--- begin The data ---

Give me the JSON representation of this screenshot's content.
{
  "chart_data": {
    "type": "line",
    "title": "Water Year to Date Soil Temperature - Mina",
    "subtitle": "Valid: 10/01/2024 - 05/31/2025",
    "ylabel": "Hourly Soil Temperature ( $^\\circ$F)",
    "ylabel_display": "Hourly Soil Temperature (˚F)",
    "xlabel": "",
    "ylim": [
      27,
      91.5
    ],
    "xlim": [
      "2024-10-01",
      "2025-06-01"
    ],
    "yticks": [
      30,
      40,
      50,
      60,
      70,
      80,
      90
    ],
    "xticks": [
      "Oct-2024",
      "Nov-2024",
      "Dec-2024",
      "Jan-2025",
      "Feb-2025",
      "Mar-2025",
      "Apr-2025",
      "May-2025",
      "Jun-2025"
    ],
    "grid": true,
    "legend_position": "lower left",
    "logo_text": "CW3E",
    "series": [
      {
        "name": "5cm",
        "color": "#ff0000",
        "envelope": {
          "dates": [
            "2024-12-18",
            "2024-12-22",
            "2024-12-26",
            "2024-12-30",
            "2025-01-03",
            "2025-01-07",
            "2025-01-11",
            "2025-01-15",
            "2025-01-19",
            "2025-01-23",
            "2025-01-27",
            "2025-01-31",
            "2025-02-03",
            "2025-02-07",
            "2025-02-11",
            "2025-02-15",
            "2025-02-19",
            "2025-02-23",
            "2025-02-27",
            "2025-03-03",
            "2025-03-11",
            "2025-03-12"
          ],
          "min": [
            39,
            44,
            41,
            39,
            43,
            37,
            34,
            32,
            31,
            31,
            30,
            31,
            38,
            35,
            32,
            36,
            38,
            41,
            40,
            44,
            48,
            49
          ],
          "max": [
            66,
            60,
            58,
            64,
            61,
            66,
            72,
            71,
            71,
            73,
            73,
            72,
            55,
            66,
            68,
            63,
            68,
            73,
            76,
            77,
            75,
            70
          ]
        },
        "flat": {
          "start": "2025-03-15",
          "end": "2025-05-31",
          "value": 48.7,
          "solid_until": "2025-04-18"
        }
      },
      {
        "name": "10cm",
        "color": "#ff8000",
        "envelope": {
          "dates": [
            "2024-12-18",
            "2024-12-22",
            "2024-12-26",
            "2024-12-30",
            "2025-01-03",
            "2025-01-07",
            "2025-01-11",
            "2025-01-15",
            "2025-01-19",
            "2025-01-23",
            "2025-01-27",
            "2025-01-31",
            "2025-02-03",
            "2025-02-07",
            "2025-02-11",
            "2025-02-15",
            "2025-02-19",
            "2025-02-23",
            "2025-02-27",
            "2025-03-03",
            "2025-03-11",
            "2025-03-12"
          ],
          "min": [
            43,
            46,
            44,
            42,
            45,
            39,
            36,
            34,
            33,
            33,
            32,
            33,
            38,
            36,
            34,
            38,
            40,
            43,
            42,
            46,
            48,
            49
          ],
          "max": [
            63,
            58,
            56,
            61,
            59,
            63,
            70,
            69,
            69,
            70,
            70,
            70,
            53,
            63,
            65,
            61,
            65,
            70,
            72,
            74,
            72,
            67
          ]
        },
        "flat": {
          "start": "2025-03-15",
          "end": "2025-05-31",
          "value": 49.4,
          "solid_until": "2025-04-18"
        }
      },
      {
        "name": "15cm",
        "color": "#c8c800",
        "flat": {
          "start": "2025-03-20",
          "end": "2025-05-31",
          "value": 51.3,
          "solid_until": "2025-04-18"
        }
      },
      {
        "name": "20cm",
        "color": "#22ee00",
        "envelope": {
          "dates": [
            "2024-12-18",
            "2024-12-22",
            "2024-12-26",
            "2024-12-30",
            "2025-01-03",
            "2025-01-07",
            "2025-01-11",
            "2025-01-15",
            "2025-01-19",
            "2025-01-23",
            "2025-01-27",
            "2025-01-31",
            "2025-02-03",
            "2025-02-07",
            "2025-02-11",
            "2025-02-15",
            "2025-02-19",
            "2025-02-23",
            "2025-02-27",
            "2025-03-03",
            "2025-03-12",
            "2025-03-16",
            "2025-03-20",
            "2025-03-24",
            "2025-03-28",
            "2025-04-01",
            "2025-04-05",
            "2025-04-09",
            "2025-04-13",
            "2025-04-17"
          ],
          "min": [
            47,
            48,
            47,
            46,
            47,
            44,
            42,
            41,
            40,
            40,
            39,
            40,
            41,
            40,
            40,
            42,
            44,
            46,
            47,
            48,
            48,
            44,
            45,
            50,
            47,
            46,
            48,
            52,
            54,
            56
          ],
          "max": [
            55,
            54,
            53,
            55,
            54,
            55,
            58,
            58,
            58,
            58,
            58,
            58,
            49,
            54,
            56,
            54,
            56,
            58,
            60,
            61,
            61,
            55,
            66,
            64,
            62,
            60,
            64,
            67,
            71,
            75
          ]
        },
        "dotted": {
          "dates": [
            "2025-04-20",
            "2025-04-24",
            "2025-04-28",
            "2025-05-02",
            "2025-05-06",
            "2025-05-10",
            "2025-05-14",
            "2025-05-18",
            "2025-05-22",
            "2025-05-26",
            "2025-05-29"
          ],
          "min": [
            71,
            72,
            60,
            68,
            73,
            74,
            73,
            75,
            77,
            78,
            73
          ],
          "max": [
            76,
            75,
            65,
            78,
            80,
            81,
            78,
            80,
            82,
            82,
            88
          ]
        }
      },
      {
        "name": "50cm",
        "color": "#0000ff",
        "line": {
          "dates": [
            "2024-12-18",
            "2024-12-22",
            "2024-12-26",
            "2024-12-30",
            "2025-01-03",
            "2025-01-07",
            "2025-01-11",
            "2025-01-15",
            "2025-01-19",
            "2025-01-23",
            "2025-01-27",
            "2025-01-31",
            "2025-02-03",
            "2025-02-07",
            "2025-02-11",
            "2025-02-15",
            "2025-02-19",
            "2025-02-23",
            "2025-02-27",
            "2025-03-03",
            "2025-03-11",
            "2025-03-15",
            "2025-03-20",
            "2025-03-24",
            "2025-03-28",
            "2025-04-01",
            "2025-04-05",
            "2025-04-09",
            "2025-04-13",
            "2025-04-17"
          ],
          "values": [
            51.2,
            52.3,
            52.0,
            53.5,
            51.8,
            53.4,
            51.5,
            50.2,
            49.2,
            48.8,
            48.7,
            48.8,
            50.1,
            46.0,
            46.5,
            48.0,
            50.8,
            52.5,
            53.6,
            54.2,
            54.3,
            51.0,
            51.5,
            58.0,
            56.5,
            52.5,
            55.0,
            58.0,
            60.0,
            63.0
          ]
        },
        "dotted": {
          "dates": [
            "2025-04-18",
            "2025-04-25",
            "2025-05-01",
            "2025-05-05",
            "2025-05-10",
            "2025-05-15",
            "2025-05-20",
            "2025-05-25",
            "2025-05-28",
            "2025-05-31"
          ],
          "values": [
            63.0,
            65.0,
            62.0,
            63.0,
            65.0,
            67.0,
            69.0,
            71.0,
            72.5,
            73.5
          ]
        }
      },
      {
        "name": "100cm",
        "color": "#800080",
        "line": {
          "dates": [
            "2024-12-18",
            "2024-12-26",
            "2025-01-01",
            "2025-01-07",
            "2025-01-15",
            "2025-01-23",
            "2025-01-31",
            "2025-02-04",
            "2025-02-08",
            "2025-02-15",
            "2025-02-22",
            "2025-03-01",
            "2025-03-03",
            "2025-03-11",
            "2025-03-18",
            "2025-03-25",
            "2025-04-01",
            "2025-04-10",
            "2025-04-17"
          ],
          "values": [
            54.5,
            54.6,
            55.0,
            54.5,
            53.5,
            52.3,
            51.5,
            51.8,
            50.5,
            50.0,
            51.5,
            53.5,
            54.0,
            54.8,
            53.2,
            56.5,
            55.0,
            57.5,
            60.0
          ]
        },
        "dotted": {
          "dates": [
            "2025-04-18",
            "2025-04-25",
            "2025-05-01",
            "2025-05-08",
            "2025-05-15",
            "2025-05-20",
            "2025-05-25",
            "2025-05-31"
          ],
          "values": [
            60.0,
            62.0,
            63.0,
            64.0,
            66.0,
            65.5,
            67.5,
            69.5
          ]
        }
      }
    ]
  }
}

--- end The data ---

Written problem: Search the records for the word "Hourly", then list every line that has it.

The reply:
    "ylabel": "Hourly Soil Temperature ( $^\\circ$F)",
    "ylabel_display": "Hourly Soil Temperature (˚F)",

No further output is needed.